Print the entries that appear below, exactly as written and without their pictures.
____________
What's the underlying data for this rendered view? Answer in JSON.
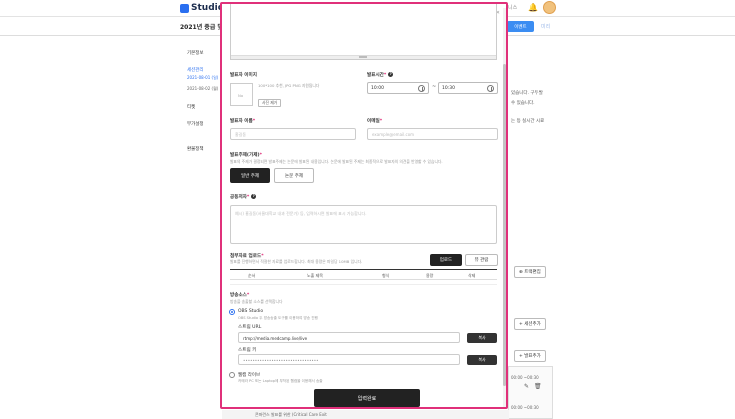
{
  "header": {
    "app_name": "Studio",
    "right_text": "니스",
    "brand_color": "#2a6ff0"
  },
  "subheader": {
    "event_title": "2021년 중급 및",
    "blue_button": "이벤트",
    "link": "미리"
  },
  "sidebar": {
    "items": [
      {
        "label": "기본정보"
      },
      {
        "label": "세션관리"
      },
      {
        "label": "2021-08-01 (일)"
      },
      {
        "label": "2021-08-02 (월)"
      },
      {
        "label": "티켓"
      },
      {
        "label": "부가설정"
      },
      {
        "label": "환불정책"
      }
    ]
  },
  "background": {
    "right_text_1": "있습니다. 구두발",
    "right_text_2": "수 있습니다.",
    "right_text_3": "는 등 실시간 시료",
    "btn_1": "⊕ 트랙편집",
    "btn_2": "+ 세션추가",
    "btn_3": "+ 발표추가",
    "time_1": "00:00 ~00:30",
    "time_2": "00:00 ~00:30",
    "bottom_text": "콘퍼런스 발표를 위한 (Critical Care Exit"
  },
  "modal": {
    "close_icon": "close-icon",
    "photo": {
      "label": "발표자 이미지",
      "box_text": "No",
      "hint": "100*100 추천, JPG PNG 지원됩니다",
      "delete_button": "사진 제거"
    },
    "time": {
      "label": "발표시간",
      "start": "10:00",
      "separator": "~",
      "end": "10:30"
    },
    "name": {
      "label": "발표자 이름",
      "placeholder": "홍길동"
    },
    "email": {
      "label": "이메일",
      "placeholder": "example@email.com"
    },
    "topic": {
      "label": "발표주제(가제)",
      "hint": "발표의 주제가 결정되면 발표주제는 논문에 발표된 내용입니다. 논문에 발표된 주제는 최종적으로 발표자의 의견을 반영할 수 있습니다.",
      "option_general": "일반 주제",
      "option_paper": "논문 주제"
    },
    "notice": {
      "label": "공동저자",
      "placeholder": "예시) 홍길동(서울대학교 내과 전문가) 등, 입력하시면 발표에 표시 가능합니다."
    },
    "file": {
      "label": "첨부자료 업로드",
      "hint": "발표를 진행하면서 적절한 자료를 업로드합니다. 최대 용량은 파일당 10MB 입니다.",
      "upload_button": "업로드",
      "view_button": "뷰 관람",
      "columns": [
        "순서",
        "노출 제목",
        "형식",
        "용량",
        "삭제"
      ]
    },
    "broadcast": {
      "label": "방송소스",
      "hint": "방송을 송출할 소스를 선택합니다",
      "obs_label": "OBS Studio",
      "obs_desc": "OBS Studio 두 방송송출 도구를 이용하여 방송 진행",
      "url_label": "스트림 URL",
      "url_value": "rtmp://media.medcamp.live/live",
      "key_label": "스트림 키",
      "key_value": "••••••••••••••••••••••••••••••••",
      "copy_button": "복사",
      "zoom_label": "웹캠 라이브",
      "zoom_desc": "카메라 PC 또는 Laptop에 부착된 웹캠을 이용해서 송출"
    },
    "submit_button": "입력완료"
  }
}
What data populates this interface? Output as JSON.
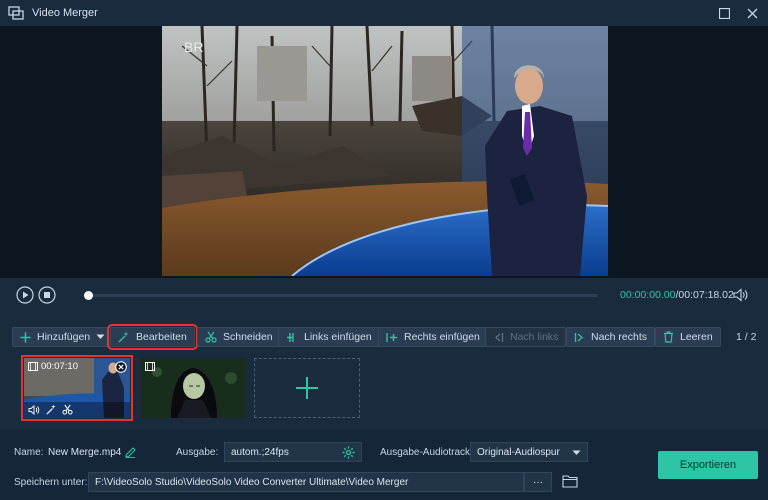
{
  "window": {
    "title": "Video Merger"
  },
  "player": {
    "current_time": "00:00:00.00",
    "total_time": "/00:07:18.02",
    "progress": 0.0
  },
  "toolbar": {
    "add": "Hinzufügen",
    "edit": "Bearbeiten",
    "cut": "Schneiden",
    "insert_left": "Links einfügen",
    "insert_right": "Rechts einfügen",
    "move_left": "Nach links",
    "move_right": "Nach rechts",
    "clear": "Leeren",
    "page": "1 / 2"
  },
  "clips": [
    {
      "duration": "00:07:10"
    },
    {
      "duration": ""
    }
  ],
  "bottom": {
    "name_label": "Name:",
    "name_value": "New Merge.mp4",
    "output_label": "Ausgabe:",
    "output_value": "autom.;24fps",
    "audio_label": "Ausgabe-Audiotrack:",
    "audio_value": "Original-Audiospur",
    "save_label": "Speichern unter:",
    "save_path": "F:\\VideoSolo Studio\\VideoSolo Video Converter Ultimate\\Video Merger",
    "more": "···",
    "export": "Exportieren"
  },
  "colors": {
    "accent": "#2ec4a6",
    "highlight": "#e3342f",
    "background": "#1a2b3d"
  }
}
____________
● Answer to this problem:
What's the underlying data for this rendered view? Answer in JSON.
{
  "header": {
    "app_name": "Studio",
    "right_text": "니스",
    "brand_color": "#2a6ff0"
  },
  "subheader": {
    "event_title": "2021년 중급 및",
    "blue_button": "이벤트",
    "link": "미리"
  },
  "sidebar": {
    "items": [
      {
        "label": "기본정보"
      },
      {
        "label": "세션관리"
      },
      {
        "label": "2021-08-01 (일)"
      },
      {
        "label": "2021-08-02 (월)"
      },
      {
        "label": "티켓"
      },
      {
        "label": "부가설정"
      },
      {
        "label": "환불정책"
      }
    ]
  },
  "background": {
    "right_text_1": "있습니다. 구두발",
    "right_text_2": "수 있습니다.",
    "right_text_3": "는 등 실시간 시료",
    "btn_1": "⊕ 트랙편집",
    "btn_2": "+ 세션추가",
    "btn_3": "+ 발표추가",
    "time_1": "00:00 ~00:30",
    "time_2": "00:00 ~00:30",
    "bottom_text": "콘퍼런스 발표를 위한 (Critical Care Exit"
  },
  "modal": {
    "close_icon": "close-icon",
    "photo": {
      "label": "발표자 이미지",
      "box_text": "No",
      "hint": "100*100 추천, JPG PNG 지원됩니다",
      "delete_button": "사진 제거"
    },
    "time": {
      "label": "발표시간",
      "start": "10:00",
      "separator": "~",
      "end": "10:30"
    },
    "name": {
      "label": "발표자 이름",
      "placeholder": "홍길동"
    },
    "email": {
      "label": "이메일",
      "placeholder": "example@email.com"
    },
    "topic": {
      "label": "발표주제(가제)",
      "hint": "발표의 주제가 결정되면 발표주제는 논문에 발표된 내용입니다. 논문에 발표된 주제는 최종적으로 발표자의 의견을 반영할 수 있습니다.",
      "option_general": "일반 주제",
      "option_paper": "논문 주제"
    },
    "notice": {
      "label": "공동저자",
      "placeholder": "예시) 홍길동(서울대학교 내과 전문가) 등, 입력하시면 발표에 표시 가능합니다."
    },
    "file": {
      "label": "첨부자료 업로드",
      "hint": "발표를 진행하면서 적절한 자료를 업로드합니다. 최대 용량은 파일당 10MB 입니다.",
      "upload_button": "업로드",
      "view_button": "뷰 관람",
      "columns": [
        "순서",
        "노출 제목",
        "형식",
        "용량",
        "삭제"
      ]
    },
    "broadcast": {
      "label": "방송소스",
      "hint": "방송을 송출할 소스를 선택합니다",
      "obs_label": "OBS Studio",
      "obs_desc": "OBS Studio 두 방송송출 도구를 이용하여 방송 진행",
      "url_label": "스트림 URL",
      "url_value": "rtmp://media.medcamp.live/live",
      "key_label": "스트림 키",
      "key_value": "••••••••••••••••••••••••••••••••",
      "copy_button": "복사",
      "zoom_label": "웹캠 라이브",
      "zoom_desc": "카메라 PC 또는 Laptop에 부착된 웹캠을 이용해서 송출"
    },
    "submit_button": "입력완료"
  }
}
What data populates this interface? Output as JSON.
{
  "window": {
    "title": "Video Merger"
  },
  "player": {
    "current_time": "00:00:00.00",
    "total_time": "/00:07:18.02",
    "progress": 0.0
  },
  "toolbar": {
    "add": "Hinzufügen",
    "edit": "Bearbeiten",
    "cut": "Schneiden",
    "insert_left": "Links einfügen",
    "insert_right": "Rechts einfügen",
    "move_left": "Nach links",
    "move_right": "Nach rechts",
    "clear": "Leeren",
    "page": "1 / 2"
  },
  "clips": [
    {
      "duration": "00:07:10"
    },
    {
      "duration": ""
    }
  ],
  "bottom": {
    "name_label": "Name:",
    "name_value": "New Merge.mp4",
    "output_label": "Ausgabe:",
    "output_value": "autom.;24fps",
    "audio_label": "Ausgabe-Audiotrack:",
    "audio_value": "Original-Audiospur",
    "save_label": "Speichern unter:",
    "save_path": "F:\\VideoSolo Studio\\VideoSolo Video Converter Ultimate\\Video Merger",
    "more": "···",
    "export": "Exportieren"
  },
  "colors": {
    "accent": "#2ec4a6",
    "highlight": "#e3342f",
    "background": "#1a2b3d"
  }
}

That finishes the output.